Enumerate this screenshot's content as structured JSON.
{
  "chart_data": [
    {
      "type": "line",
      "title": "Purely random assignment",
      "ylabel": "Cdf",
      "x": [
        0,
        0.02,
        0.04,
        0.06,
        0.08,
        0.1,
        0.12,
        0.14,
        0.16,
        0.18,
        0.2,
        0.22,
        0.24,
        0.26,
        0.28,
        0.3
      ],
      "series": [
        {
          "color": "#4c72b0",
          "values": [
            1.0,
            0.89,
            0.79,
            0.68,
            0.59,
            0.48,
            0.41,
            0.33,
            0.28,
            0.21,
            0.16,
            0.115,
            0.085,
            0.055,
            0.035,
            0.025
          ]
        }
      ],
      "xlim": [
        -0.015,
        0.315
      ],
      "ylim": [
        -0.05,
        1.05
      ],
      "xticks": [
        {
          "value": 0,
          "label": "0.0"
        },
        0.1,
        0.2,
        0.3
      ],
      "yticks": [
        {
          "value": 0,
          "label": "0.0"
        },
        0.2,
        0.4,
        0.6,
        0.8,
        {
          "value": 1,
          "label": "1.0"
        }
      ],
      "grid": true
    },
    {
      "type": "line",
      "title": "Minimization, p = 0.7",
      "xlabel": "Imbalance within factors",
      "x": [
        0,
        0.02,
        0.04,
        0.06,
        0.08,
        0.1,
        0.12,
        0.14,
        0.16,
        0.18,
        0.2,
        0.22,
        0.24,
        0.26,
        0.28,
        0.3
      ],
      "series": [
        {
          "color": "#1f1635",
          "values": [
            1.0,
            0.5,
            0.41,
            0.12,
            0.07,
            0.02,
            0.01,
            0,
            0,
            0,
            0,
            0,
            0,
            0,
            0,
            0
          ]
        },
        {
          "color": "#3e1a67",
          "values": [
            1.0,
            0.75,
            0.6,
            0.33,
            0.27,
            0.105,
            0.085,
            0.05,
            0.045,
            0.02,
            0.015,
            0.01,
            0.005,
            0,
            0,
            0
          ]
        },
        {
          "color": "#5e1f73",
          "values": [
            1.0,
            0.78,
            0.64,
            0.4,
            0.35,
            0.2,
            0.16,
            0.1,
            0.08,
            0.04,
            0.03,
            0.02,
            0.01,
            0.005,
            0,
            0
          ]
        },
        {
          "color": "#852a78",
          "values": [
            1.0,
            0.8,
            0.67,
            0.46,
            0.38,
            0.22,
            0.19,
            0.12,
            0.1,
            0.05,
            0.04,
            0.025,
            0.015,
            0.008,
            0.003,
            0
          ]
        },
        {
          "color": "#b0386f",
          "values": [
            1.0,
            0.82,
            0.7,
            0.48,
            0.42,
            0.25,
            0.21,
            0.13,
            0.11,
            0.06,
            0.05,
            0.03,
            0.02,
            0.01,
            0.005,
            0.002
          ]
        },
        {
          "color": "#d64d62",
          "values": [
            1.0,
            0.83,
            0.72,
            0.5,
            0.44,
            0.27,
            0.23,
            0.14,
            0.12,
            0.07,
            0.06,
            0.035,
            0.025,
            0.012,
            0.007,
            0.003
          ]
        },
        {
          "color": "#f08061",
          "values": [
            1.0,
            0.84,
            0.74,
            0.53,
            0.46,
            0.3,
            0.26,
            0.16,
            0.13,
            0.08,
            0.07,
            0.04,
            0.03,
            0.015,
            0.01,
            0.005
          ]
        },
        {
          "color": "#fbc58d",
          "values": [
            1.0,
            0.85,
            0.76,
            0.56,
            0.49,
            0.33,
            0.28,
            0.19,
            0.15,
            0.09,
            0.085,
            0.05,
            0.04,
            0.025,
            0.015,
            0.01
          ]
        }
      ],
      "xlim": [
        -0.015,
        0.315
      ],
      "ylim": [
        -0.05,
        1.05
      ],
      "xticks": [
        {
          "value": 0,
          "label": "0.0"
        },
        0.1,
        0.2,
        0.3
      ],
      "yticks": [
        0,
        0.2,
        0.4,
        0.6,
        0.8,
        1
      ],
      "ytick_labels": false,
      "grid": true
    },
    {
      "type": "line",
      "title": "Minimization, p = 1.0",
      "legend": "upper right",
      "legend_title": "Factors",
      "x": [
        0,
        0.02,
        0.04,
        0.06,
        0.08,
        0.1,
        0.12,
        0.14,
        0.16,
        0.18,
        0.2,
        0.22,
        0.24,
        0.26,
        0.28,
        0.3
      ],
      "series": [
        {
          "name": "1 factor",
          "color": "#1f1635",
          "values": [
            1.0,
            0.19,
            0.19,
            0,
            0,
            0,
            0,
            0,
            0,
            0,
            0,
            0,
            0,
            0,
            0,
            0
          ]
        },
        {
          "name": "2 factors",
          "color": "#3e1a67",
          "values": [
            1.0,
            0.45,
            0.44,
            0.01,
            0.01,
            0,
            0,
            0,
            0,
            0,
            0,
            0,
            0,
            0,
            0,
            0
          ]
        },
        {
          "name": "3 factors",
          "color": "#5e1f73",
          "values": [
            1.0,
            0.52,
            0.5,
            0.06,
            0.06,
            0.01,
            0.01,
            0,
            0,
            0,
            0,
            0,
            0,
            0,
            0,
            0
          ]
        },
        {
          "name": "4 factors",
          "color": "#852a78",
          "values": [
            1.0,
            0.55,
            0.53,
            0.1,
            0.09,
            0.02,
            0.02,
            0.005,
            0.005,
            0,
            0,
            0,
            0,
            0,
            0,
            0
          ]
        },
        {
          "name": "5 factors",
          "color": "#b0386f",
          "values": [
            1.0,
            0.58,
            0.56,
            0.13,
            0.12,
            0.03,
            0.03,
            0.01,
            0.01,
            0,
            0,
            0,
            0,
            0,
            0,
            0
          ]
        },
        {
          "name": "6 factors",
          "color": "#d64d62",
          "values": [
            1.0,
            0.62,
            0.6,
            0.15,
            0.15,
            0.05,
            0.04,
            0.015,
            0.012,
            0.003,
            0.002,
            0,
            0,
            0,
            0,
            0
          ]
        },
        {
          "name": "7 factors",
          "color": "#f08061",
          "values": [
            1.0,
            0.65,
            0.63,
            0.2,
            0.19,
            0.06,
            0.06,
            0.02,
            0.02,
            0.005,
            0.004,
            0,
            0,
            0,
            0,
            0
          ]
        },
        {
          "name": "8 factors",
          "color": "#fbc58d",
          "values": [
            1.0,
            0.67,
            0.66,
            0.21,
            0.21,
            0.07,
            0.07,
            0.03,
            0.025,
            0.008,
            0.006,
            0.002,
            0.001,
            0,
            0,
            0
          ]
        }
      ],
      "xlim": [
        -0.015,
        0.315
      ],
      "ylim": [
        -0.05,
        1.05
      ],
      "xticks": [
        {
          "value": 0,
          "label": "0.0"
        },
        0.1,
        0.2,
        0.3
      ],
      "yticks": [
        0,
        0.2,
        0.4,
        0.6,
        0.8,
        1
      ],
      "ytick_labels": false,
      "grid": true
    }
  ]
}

== Task directions ==
Please repeat the listing above in full and exactly.

== The output ==
Enumerate this screenshot's content as structured JSON.
{
  "chart_data": [
    {
      "type": "line",
      "title": "Purely random assignment",
      "ylabel": "Cdf",
      "x": [
        0,
        0.02,
        0.04,
        0.06,
        0.08,
        0.1,
        0.12,
        0.14,
        0.16,
        0.18,
        0.2,
        0.22,
        0.24,
        0.26,
        0.28,
        0.3
      ],
      "series": [
        {
          "color": "#4c72b0",
          "values": [
            1.0,
            0.89,
            0.79,
            0.68,
            0.59,
            0.48,
            0.41,
            0.33,
            0.28,
            0.21,
            0.16,
            0.115,
            0.085,
            0.055,
            0.035,
            0.025
          ]
        }
      ],
      "xlim": [
        -0.015,
        0.315
      ],
      "ylim": [
        -0.05,
        1.05
      ],
      "xticks": [
        {
          "value": 0,
          "label": "0.0"
        },
        0.1,
        0.2,
        0.3
      ],
      "yticks": [
        {
          "value": 0,
          "label": "0.0"
        },
        0.2,
        0.4,
        0.6,
        0.8,
        {
          "value": 1,
          "label": "1.0"
        }
      ],
      "grid": true
    },
    {
      "type": "line",
      "title": "Minimization, p = 0.7",
      "xlabel": "Imbalance within factors",
      "x": [
        0,
        0.02,
        0.04,
        0.06,
        0.08,
        0.1,
        0.12,
        0.14,
        0.16,
        0.18,
        0.2,
        0.22,
        0.24,
        0.26,
        0.28,
        0.3
      ],
      "series": [
        {
          "color": "#1f1635",
          "values": [
            1.0,
            0.5,
            0.41,
            0.12,
            0.07,
            0.02,
            0.01,
            0,
            0,
            0,
            0,
            0,
            0,
            0,
            0,
            0
          ]
        },
        {
          "color": "#3e1a67",
          "values": [
            1.0,
            0.75,
            0.6,
            0.33,
            0.27,
            0.105,
            0.085,
            0.05,
            0.045,
            0.02,
            0.015,
            0.01,
            0.005,
            0,
            0,
            0
          ]
        },
        {
          "color": "#5e1f73",
          "values": [
            1.0,
            0.78,
            0.64,
            0.4,
            0.35,
            0.2,
            0.16,
            0.1,
            0.08,
            0.04,
            0.03,
            0.02,
            0.01,
            0.005,
            0,
            0
          ]
        },
        {
          "color": "#852a78",
          "values": [
            1.0,
            0.8,
            0.67,
            0.46,
            0.38,
            0.22,
            0.19,
            0.12,
            0.1,
            0.05,
            0.04,
            0.025,
            0.015,
            0.008,
            0.003,
            0
          ]
        },
        {
          "color": "#b0386f",
          "values": [
            1.0,
            0.82,
            0.7,
            0.48,
            0.42,
            0.25,
            0.21,
            0.13,
            0.11,
            0.06,
            0.05,
            0.03,
            0.02,
            0.01,
            0.005,
            0.002
          ]
        },
        {
          "color": "#d64d62",
          "values": [
            1.0,
            0.83,
            0.72,
            0.5,
            0.44,
            0.27,
            0.23,
            0.14,
            0.12,
            0.07,
            0.06,
            0.035,
            0.025,
            0.012,
            0.007,
            0.003
          ]
        },
        {
          "color": "#f08061",
          "values": [
            1.0,
            0.84,
            0.74,
            0.53,
            0.46,
            0.3,
            0.26,
            0.16,
            0.13,
            0.08,
            0.07,
            0.04,
            0.03,
            0.015,
            0.01,
            0.005
          ]
        },
        {
          "color": "#fbc58d",
          "values": [
            1.0,
            0.85,
            0.76,
            0.56,
            0.49,
            0.33,
            0.28,
            0.19,
            0.15,
            0.09,
            0.085,
            0.05,
            0.04,
            0.025,
            0.015,
            0.01
          ]
        }
      ],
      "xlim": [
        -0.015,
        0.315
      ],
      "ylim": [
        -0.05,
        1.05
      ],
      "xticks": [
        {
          "value": 0,
          "label": "0.0"
        },
        0.1,
        0.2,
        0.3
      ],
      "yticks": [
        0,
        0.2,
        0.4,
        0.6,
        0.8,
        1
      ],
      "ytick_labels": false,
      "grid": true
    },
    {
      "type": "line",
      "title": "Minimization, p = 1.0",
      "legend": "upper right",
      "legend_title": "Factors",
      "x": [
        0,
        0.02,
        0.04,
        0.06,
        0.08,
        0.1,
        0.12,
        0.14,
        0.16,
        0.18,
        0.2,
        0.22,
        0.24,
        0.26,
        0.28,
        0.3
      ],
      "series": [
        {
          "name": "1 factor",
          "color": "#1f1635",
          "values": [
            1.0,
            0.19,
            0.19,
            0,
            0,
            0,
            0,
            0,
            0,
            0,
            0,
            0,
            0,
            0,
            0,
            0
          ]
        },
        {
          "name": "2 factors",
          "color": "#3e1a67",
          "values": [
            1.0,
            0.45,
            0.44,
            0.01,
            0.01,
            0,
            0,
            0,
            0,
            0,
            0,
            0,
            0,
            0,
            0,
            0
          ]
        },
        {
          "name": "3 factors",
          "color": "#5e1f73",
          "values": [
            1.0,
            0.52,
            0.5,
            0.06,
            0.06,
            0.01,
            0.01,
            0,
            0,
            0,
            0,
            0,
            0,
            0,
            0,
            0
          ]
        },
        {
          "name": "4 factors",
          "color": "#852a78",
          "values": [
            1.0,
            0.55,
            0.53,
            0.1,
            0.09,
            0.02,
            0.02,
            0.005,
            0.005,
            0,
            0,
            0,
            0,
            0,
            0,
            0
          ]
        },
        {
          "name": "5 factors",
          "color": "#b0386f",
          "values": [
            1.0,
            0.58,
            0.56,
            0.13,
            0.12,
            0.03,
            0.03,
            0.01,
            0.01,
            0,
            0,
            0,
            0,
            0,
            0,
            0
          ]
        },
        {
          "name": "6 factors",
          "color": "#d64d62",
          "values": [
            1.0,
            0.62,
            0.6,
            0.15,
            0.15,
            0.05,
            0.04,
            0.015,
            0.012,
            0.003,
            0.002,
            0,
            0,
            0,
            0,
            0
          ]
        },
        {
          "name": "7 factors",
          "color": "#f08061",
          "values": [
            1.0,
            0.65,
            0.63,
            0.2,
            0.19,
            0.06,
            0.06,
            0.02,
            0.02,
            0.005,
            0.004,
            0,
            0,
            0,
            0,
            0
          ]
        },
        {
          "name": "8 factors",
          "color": "#fbc58d",
          "values": [
            1.0,
            0.67,
            0.66,
            0.21,
            0.21,
            0.07,
            0.07,
            0.03,
            0.025,
            0.008,
            0.006,
            0.002,
            0.001,
            0,
            0,
            0
          ]
        }
      ],
      "xlim": [
        -0.015,
        0.315
      ],
      "ylim": [
        -0.05,
        1.05
      ],
      "xticks": [
        {
          "value": 0,
          "label": "0.0"
        },
        0.1,
        0.2,
        0.3
      ],
      "yticks": [
        0,
        0.2,
        0.4,
        0.6,
        0.8,
        1
      ],
      "ytick_labels": false,
      "grid": true
    }
  ]
}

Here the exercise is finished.